■ EXTRACTED INFORMATION:
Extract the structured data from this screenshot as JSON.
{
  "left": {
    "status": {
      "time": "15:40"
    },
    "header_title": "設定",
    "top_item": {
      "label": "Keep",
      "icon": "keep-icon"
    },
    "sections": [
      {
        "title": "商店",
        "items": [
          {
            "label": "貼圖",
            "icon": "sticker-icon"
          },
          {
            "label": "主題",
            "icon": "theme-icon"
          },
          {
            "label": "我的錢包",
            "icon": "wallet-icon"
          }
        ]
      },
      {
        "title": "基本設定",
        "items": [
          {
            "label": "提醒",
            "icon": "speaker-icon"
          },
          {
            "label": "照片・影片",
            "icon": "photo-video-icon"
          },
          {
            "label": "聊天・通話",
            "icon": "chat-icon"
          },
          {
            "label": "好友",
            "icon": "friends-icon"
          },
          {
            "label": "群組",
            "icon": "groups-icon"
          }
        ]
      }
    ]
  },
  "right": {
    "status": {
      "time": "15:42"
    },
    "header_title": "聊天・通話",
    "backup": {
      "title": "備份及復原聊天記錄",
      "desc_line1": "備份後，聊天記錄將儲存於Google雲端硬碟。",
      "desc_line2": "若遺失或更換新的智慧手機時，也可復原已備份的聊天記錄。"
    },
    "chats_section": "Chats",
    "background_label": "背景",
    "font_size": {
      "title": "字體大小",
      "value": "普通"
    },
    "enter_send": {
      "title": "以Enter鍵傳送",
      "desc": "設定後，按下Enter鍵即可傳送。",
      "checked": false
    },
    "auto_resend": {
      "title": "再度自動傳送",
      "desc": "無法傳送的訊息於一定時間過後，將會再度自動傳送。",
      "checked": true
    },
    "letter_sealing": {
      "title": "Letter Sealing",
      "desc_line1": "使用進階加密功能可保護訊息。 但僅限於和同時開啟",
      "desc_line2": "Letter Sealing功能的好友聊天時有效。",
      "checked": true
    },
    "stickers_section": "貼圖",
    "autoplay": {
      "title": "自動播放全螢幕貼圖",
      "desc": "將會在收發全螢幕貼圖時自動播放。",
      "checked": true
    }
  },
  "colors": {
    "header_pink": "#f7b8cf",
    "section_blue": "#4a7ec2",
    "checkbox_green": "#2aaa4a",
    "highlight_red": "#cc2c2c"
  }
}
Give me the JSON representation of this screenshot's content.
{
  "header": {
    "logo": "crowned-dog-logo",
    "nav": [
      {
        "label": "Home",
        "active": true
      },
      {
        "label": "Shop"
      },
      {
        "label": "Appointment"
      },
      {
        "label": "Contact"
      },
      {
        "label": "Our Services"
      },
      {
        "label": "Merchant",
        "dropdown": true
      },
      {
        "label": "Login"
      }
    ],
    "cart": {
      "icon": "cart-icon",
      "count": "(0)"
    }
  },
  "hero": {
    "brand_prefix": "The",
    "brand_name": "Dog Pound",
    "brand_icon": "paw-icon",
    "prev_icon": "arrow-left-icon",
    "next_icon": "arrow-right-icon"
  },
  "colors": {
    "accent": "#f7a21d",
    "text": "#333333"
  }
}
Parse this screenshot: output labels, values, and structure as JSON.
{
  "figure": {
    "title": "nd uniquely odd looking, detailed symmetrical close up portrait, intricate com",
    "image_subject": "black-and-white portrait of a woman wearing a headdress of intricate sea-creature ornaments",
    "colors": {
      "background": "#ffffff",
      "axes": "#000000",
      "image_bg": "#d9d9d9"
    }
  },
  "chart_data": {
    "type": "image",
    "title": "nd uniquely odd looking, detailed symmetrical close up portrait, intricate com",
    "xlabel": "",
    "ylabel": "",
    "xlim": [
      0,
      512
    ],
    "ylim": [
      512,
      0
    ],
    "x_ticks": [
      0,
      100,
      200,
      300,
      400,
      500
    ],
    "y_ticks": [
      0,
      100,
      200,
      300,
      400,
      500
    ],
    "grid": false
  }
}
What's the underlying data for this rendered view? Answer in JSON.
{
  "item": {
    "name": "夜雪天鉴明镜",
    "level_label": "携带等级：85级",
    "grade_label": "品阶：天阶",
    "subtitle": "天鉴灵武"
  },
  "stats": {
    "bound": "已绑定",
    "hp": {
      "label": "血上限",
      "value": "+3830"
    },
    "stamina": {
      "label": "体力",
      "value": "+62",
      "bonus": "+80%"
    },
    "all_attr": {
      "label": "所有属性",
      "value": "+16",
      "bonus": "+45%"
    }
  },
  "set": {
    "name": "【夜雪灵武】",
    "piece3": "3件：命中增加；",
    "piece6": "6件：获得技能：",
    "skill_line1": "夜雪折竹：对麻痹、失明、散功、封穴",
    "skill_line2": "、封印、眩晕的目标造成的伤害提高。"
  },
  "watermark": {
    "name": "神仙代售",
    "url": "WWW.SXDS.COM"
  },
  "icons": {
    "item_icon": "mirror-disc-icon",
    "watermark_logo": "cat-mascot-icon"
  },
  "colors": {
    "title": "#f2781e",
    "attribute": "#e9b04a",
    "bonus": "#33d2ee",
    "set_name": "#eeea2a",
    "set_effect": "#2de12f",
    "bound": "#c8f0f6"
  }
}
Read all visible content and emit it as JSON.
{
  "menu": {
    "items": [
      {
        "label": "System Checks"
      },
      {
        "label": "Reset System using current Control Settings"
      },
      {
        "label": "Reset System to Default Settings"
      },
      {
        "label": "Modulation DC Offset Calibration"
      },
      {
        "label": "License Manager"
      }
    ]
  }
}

■ TO BE DONE: From the records above, pull out every line containing the word "this".

■ EXERCISE OUTPUT:
Extract the structured data from this screenshot as JSON.
Give me the JSON representation of this screenshot's content.
Parse this screenshot: output labels, values, and structure as JSON.
What's the underlying data for this rendered view? Answer in JSON.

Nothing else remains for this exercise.